**TO BE DONE**
Give the entries again, word for word.

**DATASET RECORDS**
★ ★ ★
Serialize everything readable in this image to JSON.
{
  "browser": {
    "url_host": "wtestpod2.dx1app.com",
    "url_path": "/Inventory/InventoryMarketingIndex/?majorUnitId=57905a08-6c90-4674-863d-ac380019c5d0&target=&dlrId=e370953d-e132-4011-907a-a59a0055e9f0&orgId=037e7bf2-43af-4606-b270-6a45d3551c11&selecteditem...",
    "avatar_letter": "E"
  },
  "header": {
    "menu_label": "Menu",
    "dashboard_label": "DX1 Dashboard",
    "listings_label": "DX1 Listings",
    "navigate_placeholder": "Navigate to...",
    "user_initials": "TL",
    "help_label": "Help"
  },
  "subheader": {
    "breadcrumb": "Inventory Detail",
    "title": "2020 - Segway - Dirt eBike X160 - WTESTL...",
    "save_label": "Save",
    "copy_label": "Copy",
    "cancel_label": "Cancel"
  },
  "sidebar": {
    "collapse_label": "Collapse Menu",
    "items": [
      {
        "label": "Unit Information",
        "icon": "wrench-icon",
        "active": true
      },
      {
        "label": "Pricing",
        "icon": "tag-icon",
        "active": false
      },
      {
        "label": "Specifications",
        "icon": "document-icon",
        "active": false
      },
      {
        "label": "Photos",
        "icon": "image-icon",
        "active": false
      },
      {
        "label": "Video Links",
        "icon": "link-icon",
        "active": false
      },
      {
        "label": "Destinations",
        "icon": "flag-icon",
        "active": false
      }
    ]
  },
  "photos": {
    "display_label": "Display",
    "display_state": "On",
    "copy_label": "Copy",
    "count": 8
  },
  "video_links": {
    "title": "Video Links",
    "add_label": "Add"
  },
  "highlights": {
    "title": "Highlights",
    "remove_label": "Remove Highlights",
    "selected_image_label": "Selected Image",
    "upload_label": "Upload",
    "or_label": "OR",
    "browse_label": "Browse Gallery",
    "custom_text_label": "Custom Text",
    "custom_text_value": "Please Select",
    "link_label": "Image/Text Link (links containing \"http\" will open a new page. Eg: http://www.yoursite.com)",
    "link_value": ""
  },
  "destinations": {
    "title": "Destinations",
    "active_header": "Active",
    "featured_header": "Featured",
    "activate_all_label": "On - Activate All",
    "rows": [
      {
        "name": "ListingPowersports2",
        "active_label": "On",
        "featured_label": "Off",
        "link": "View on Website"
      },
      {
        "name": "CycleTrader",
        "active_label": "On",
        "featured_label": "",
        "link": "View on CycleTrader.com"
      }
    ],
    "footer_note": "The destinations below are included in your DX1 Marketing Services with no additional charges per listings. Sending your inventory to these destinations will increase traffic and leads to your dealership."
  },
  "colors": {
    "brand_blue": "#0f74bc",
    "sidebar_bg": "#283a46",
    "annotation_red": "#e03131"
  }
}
★ ★ ★
**EXERCISE SOLUTION**
Serialize everything readable in this image to JSON.
{
  "browser": {
    "url_host": "wtestpod2.dx1app.com",
    "url_path": "/Inventory/InventoryMarketingIndex/?majorUnitId=57905a08-6c90-4674-863d-ac380019c5d0&target=&dlrId=e370953d-e132-4011-907a-a59a0055e9f0&orgId=037e7bf2-43af-4606-b270-6a45d3551c11&selecteditem...",
    "avatar_letter": "E"
  },
  "header": {
    "menu_label": "Menu",
    "dashboard_label": "DX1 Dashboard",
    "listings_label": "DX1 Listings",
    "navigate_placeholder": "Navigate to...",
    "user_initials": "TL",
    "help_label": "Help"
  },
  "subheader": {
    "breadcrumb": "Inventory Detail",
    "title": "2020 - Segway - Dirt eBike X160 - WTESTL...",
    "save_label": "Save",
    "copy_label": "Copy",
    "cancel_label": "Cancel"
  },
  "sidebar": {
    "collapse_label": "Collapse Menu",
    "items": [
      {
        "label": "Unit Information",
        "icon": "wrench-icon",
        "active": true
      },
      {
        "label": "Pricing",
        "icon": "tag-icon",
        "active": false
      },
      {
        "label": "Specifications",
        "icon": "document-icon",
        "active": false
      },
      {
        "label": "Photos",
        "icon": "image-icon",
        "active": false
      },
      {
        "label": "Video Links",
        "icon": "link-icon",
        "active": false
      },
      {
        "label": "Destinations",
        "icon": "flag-icon",
        "active": false
      }
    ]
  },
  "photos": {
    "display_label": "Display",
    "display_state": "On",
    "copy_label": "Copy",
    "count": 8
  },
  "video_links": {
    "title": "Video Links",
    "add_label": "Add"
  },
  "highlights": {
    "title": "Highlights",
    "remove_label": "Remove Highlights",
    "selected_image_label": "Selected Image",
    "upload_label": "Upload",
    "or_label": "OR",
    "browse_label": "Browse Gallery",
    "custom_text_label": "Custom Text",
    "custom_text_value": "Please Select",
    "link_label": "Image/Text Link (links containing \"http\" will open a new page. Eg: http://www.yoursite.com)",
    "link_value": ""
  },
  "destinations": {
    "title": "Destinations",
    "active_header": "Active",
    "featured_header": "Featured",
    "activate_all_label": "On - Activate All",
    "rows": [
      {
        "name": "ListingPowersports2",
        "active_label": "On",
        "featured_label": "Off",
        "link": "View on Website"
      },
      {
        "name": "CycleTrader",
        "active_label": "On",
        "featured_label": "",
        "link": "View on CycleTrader.com"
      }
    ],
    "footer_note": "The destinations below are included in your DX1 Marketing Services with no additional charges per listings. Sending your inventory to these destinations will increase traffic and leads to your dealership."
  },
  "colors": {
    "brand_blue": "#0f74bc",
    "sidebar_bg": "#283a46",
    "annotation_red": "#e03131"
  }
}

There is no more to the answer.